_DATA SUPPLIED_.
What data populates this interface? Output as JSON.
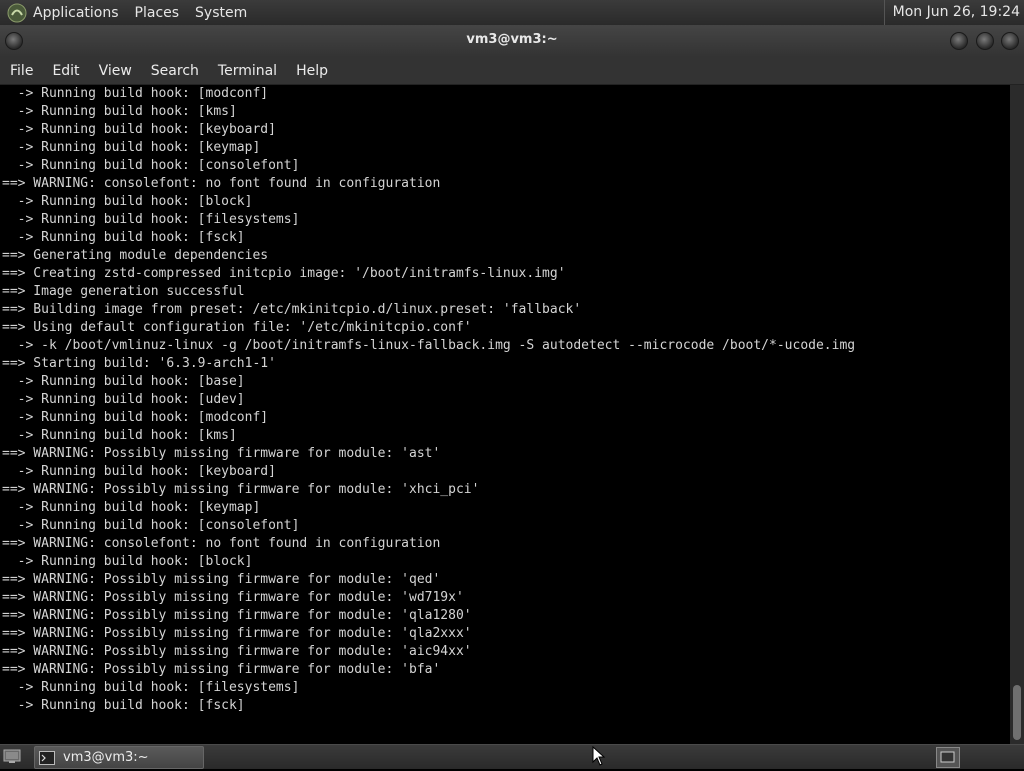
{
  "top_panel": {
    "menus": [
      "Applications",
      "Places",
      "System"
    ],
    "clock": "Mon Jun 26, 19:24"
  },
  "window": {
    "title": "vm3@vm3:~"
  },
  "menubar": {
    "items": [
      "File",
      "Edit",
      "View",
      "Search",
      "Terminal",
      "Help"
    ]
  },
  "terminal": {
    "output": "  -> Running build hook: [modconf]\n  -> Running build hook: [kms]\n  -> Running build hook: [keyboard]\n  -> Running build hook: [keymap]\n  -> Running build hook: [consolefont]\n==> WARNING: consolefont: no font found in configuration\n  -> Running build hook: [block]\n  -> Running build hook: [filesystems]\n  -> Running build hook: [fsck]\n==> Generating module dependencies\n==> Creating zstd-compressed initcpio image: '/boot/initramfs-linux.img'\n==> Image generation successful\n==> Building image from preset: /etc/mkinitcpio.d/linux.preset: 'fallback'\n==> Using default configuration file: '/etc/mkinitcpio.conf'\n  -> -k /boot/vmlinuz-linux -g /boot/initramfs-linux-fallback.img -S autodetect --microcode /boot/*-ucode.img\n==> Starting build: '6.3.9-arch1-1'\n  -> Running build hook: [base]\n  -> Running build hook: [udev]\n  -> Running build hook: [modconf]\n  -> Running build hook: [kms]\n==> WARNING: Possibly missing firmware for module: 'ast'\n  -> Running build hook: [keyboard]\n==> WARNING: Possibly missing firmware for module: 'xhci_pci'\n  -> Running build hook: [keymap]\n  -> Running build hook: [consolefont]\n==> WARNING: consolefont: no font found in configuration\n  -> Running build hook: [block]\n==> WARNING: Possibly missing firmware for module: 'qed'\n==> WARNING: Possibly missing firmware for module: 'wd719x'\n==> WARNING: Possibly missing firmware for module: 'qla1280'\n==> WARNING: Possibly missing firmware for module: 'qla2xxx'\n==> WARNING: Possibly missing firmware for module: 'aic94xx'\n==> WARNING: Possibly missing firmware for module: 'bfa'\n  -> Running build hook: [filesystems]\n  -> Running build hook: [fsck]"
  },
  "taskbar": {
    "task_label": "vm3@vm3:~"
  },
  "icons": {
    "logo": "mate-logo-icon",
    "show_desktop": "show-desktop-icon",
    "task": "terminal-icon",
    "workspace": "workspace-switcher-icon"
  },
  "colors": {
    "panel": "#2f2f2f",
    "terminal_bg": "#000000",
    "terminal_fg": "#d4d4d4"
  }
}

_EXERCISE GOAL_. All of the lines above should be printed exactly, minus the pictures.

_RESPONSE TO THIS TASK_.
What data populates this interface? Output as JSON.
{
  "top_panel": {
    "menus": [
      "Applications",
      "Places",
      "System"
    ],
    "clock": "Mon Jun 26, 19:24"
  },
  "window": {
    "title": "vm3@vm3:~"
  },
  "menubar": {
    "items": [
      "File",
      "Edit",
      "View",
      "Search",
      "Terminal",
      "Help"
    ]
  },
  "terminal": {
    "output": "  -> Running build hook: [modconf]\n  -> Running build hook: [kms]\n  -> Running build hook: [keyboard]\n  -> Running build hook: [keymap]\n  -> Running build hook: [consolefont]\n==> WARNING: consolefont: no font found in configuration\n  -> Running build hook: [block]\n  -> Running build hook: [filesystems]\n  -> Running build hook: [fsck]\n==> Generating module dependencies\n==> Creating zstd-compressed initcpio image: '/boot/initramfs-linux.img'\n==> Image generation successful\n==> Building image from preset: /etc/mkinitcpio.d/linux.preset: 'fallback'\n==> Using default configuration file: '/etc/mkinitcpio.conf'\n  -> -k /boot/vmlinuz-linux -g /boot/initramfs-linux-fallback.img -S autodetect --microcode /boot/*-ucode.img\n==> Starting build: '6.3.9-arch1-1'\n  -> Running build hook: [base]\n  -> Running build hook: [udev]\n  -> Running build hook: [modconf]\n  -> Running build hook: [kms]\n==> WARNING: Possibly missing firmware for module: 'ast'\n  -> Running build hook: [keyboard]\n==> WARNING: Possibly missing firmware for module: 'xhci_pci'\n  -> Running build hook: [keymap]\n  -> Running build hook: [consolefont]\n==> WARNING: consolefont: no font found in configuration\n  -> Running build hook: [block]\n==> WARNING: Possibly missing firmware for module: 'qed'\n==> WARNING: Possibly missing firmware for module: 'wd719x'\n==> WARNING: Possibly missing firmware for module: 'qla1280'\n==> WARNING: Possibly missing firmware for module: 'qla2xxx'\n==> WARNING: Possibly missing firmware for module: 'aic94xx'\n==> WARNING: Possibly missing firmware for module: 'bfa'\n  -> Running build hook: [filesystems]\n  -> Running build hook: [fsck]"
  },
  "taskbar": {
    "task_label": "vm3@vm3:~"
  },
  "icons": {
    "logo": "mate-logo-icon",
    "show_desktop": "show-desktop-icon",
    "task": "terminal-icon",
    "workspace": "workspace-switcher-icon"
  },
  "colors": {
    "panel": "#2f2f2f",
    "terminal_bg": "#000000",
    "terminal_fg": "#d4d4d4"
  }
}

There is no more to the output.